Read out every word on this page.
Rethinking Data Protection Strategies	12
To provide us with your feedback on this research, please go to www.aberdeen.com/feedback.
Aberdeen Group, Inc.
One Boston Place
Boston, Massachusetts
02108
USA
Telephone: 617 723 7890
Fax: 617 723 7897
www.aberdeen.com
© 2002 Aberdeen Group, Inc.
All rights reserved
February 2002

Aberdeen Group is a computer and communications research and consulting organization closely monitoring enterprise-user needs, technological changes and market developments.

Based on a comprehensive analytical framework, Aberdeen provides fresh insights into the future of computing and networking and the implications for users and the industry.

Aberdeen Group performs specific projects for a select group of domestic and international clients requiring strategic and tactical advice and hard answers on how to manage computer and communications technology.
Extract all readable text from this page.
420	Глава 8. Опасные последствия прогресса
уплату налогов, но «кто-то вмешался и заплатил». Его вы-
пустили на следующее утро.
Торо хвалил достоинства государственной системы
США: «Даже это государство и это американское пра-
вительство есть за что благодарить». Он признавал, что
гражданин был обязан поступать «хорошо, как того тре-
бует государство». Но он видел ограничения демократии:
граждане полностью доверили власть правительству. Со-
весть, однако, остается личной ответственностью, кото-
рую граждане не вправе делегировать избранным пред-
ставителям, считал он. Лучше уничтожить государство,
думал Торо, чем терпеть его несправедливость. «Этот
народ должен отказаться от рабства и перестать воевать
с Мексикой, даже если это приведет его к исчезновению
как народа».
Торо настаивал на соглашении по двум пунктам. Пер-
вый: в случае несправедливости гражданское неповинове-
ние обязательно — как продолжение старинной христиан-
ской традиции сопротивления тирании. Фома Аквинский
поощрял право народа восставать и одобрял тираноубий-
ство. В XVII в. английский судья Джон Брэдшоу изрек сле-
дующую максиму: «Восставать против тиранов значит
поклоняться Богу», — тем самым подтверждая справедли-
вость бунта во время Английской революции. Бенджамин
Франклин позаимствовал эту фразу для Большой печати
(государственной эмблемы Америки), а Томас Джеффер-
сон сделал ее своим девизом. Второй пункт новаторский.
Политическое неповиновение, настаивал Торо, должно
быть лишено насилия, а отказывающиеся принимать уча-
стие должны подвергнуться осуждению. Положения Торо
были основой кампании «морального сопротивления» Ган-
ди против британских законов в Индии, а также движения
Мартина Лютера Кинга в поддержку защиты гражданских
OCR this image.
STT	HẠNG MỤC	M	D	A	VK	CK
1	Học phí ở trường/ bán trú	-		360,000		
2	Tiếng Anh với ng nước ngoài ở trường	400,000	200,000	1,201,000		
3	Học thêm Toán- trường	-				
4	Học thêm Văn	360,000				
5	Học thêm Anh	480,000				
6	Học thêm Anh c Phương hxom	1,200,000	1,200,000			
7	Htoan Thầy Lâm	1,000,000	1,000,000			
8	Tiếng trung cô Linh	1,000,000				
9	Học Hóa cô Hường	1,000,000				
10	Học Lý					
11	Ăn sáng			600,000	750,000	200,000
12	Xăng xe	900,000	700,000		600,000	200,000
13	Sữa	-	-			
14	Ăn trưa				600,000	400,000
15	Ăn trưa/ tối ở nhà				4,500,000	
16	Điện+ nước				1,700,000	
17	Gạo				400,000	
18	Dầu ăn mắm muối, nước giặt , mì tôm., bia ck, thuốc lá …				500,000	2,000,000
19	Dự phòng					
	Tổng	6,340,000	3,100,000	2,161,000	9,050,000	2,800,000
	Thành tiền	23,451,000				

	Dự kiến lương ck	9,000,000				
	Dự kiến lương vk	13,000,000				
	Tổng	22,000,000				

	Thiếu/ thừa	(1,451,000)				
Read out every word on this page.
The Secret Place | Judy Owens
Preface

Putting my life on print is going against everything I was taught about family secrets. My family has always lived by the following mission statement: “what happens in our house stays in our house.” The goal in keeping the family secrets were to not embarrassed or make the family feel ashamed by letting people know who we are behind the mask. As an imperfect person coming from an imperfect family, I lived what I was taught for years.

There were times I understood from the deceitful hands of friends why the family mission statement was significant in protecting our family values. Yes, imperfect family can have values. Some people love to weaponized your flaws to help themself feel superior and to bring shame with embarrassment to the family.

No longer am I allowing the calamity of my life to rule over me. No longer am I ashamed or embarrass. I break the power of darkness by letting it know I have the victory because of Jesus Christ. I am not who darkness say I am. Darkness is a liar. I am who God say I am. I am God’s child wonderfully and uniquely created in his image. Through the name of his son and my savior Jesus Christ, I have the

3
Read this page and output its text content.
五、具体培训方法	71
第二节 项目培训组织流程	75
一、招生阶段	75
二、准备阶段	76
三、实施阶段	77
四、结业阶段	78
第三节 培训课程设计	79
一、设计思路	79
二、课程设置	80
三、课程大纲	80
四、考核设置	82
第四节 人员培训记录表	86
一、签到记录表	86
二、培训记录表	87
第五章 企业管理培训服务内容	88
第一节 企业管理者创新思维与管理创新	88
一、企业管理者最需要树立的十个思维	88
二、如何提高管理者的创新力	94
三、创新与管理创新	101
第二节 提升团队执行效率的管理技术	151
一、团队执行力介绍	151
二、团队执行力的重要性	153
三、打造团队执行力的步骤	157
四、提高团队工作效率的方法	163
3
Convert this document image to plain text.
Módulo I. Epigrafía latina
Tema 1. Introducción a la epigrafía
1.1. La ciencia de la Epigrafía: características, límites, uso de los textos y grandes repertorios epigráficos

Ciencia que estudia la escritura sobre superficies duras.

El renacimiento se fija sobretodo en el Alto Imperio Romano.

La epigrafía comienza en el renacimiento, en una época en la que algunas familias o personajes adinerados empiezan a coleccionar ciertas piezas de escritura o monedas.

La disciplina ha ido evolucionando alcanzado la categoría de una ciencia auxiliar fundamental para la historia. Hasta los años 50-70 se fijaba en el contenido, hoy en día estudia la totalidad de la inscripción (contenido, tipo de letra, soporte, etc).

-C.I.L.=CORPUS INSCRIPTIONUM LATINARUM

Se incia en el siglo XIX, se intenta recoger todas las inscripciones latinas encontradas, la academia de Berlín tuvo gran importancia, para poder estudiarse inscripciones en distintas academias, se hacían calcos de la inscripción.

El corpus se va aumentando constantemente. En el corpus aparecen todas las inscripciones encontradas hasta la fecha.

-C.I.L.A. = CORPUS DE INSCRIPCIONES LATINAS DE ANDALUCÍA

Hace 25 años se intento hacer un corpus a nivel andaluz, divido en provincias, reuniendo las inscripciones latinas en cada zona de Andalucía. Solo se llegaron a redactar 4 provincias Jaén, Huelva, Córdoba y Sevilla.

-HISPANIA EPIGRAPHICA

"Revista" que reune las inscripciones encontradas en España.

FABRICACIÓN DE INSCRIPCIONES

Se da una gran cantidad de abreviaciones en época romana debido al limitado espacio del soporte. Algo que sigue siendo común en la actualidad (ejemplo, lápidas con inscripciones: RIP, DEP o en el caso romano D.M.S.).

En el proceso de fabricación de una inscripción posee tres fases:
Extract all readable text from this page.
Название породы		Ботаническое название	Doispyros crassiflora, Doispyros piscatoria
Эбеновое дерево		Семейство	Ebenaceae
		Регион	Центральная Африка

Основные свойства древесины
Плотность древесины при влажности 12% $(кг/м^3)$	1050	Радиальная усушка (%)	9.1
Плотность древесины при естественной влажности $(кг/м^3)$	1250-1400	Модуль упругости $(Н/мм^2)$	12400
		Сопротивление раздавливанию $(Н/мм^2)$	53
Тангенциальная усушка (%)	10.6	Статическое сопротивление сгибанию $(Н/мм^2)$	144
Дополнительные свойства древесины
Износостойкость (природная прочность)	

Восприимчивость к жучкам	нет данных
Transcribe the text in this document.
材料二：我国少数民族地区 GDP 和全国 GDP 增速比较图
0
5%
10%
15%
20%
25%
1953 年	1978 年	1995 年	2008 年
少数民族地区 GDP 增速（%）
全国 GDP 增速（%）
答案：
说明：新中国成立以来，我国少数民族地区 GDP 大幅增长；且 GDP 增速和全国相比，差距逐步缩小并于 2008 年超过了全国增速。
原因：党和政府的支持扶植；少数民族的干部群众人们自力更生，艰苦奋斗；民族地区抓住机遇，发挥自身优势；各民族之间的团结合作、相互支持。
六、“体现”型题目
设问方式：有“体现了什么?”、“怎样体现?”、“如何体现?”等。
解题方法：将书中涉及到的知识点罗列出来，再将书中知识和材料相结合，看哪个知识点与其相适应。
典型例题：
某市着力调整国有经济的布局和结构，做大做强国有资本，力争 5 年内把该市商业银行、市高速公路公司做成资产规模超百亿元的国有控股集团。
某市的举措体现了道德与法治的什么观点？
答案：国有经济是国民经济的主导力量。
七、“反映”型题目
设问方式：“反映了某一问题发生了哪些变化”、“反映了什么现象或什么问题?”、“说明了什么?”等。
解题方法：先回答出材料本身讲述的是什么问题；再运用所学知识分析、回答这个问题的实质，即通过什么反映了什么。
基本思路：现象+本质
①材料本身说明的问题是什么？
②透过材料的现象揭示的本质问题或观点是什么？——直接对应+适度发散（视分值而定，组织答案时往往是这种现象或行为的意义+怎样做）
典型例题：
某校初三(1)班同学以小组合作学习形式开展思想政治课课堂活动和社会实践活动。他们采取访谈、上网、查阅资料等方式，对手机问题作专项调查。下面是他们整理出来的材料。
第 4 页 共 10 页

#### Task directions:
Every line containing the string "computer" must be listed.

#### Written solution:
Aberdeen Group is a computer and communications research and consulting organization closely monitoring enterprise-user needs, technological changes and market developments.
Aberdeen Group performs specific projects for a select group of domestic and international clients requiring strategic and tactical advice and hard answers on how to manage computer and communications technology.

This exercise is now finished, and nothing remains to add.